#### Records from a collection:
• • •
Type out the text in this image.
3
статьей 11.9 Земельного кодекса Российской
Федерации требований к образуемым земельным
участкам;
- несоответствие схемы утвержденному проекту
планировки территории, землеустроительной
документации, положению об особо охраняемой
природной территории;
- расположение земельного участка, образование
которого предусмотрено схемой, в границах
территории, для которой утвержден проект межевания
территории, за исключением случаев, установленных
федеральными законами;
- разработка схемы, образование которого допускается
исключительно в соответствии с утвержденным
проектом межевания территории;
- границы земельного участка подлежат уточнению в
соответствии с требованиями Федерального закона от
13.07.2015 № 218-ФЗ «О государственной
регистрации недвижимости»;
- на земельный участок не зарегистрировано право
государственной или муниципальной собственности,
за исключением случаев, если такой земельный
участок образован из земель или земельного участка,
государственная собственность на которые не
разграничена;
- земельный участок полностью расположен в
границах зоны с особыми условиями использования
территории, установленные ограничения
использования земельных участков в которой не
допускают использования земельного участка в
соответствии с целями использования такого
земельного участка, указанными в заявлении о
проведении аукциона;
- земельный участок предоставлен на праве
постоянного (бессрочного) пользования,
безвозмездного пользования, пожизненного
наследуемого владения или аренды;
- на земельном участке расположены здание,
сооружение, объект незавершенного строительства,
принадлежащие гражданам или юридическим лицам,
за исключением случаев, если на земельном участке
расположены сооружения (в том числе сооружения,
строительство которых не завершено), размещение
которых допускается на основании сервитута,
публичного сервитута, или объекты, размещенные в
• • •
#### TASK PROMPT:
Copy all of the data exactly.

#### ANSWER:
Type out the text in this image.
3
статьей 11.9 Земельного кодекса Российской
Федерации требований к образуемым земельным
участкам;
- несоответствие схемы утвержденному проекту
планировки территории, землеустроительной
документации, положению об особо охраняемой
природной территории;
- расположение земельного участка, образование
которого предусмотрено схемой, в границах
территории, для которой утвержден проект межевания
территории, за исключением случаев, установленных
федеральными законами;
- разработка схемы, образование которого допускается
исключительно в соответствии с утвержденным
проектом межевания территории;
- границы земельного участка подлежат уточнению в
соответствии с требованиями Федерального закона от
13.07.2015 № 218-ФЗ «О государственной
регистрации недвижимости»;
- на земельный участок не зарегистрировано право
государственной или муниципальной собственности,
за исключением случаев, если такой земельный
участок образован из земель или земельного участка,
государственная собственность на которые не
разграничена;
- земельный участок полностью расположен в
границах зоны с особыми условиями использования
территории, установленные ограничения
использования земельных участков в которой не
допускают использования земельного участка в
соответствии с целями использования такого
земельного участка, указанными в заявлении о
проведении аукциона;
- земельный участок предоставлен на праве
постоянного (бессрочного) пользования,
безвозмездного пользования, пожизненного
наследуемого владения или аренды;
- на земельном участке расположены здание,
сооружение, объект незавершенного строительства,
принадлежащие гражданам или юридическим лицам,
за исключением случаев, если на земельном участке
расположены сооружения (в том числе сооружения,
строительство которых не завершено), размещение
которых допускается на основании сервитута,
публичного сервитута, или объекты, размещенные в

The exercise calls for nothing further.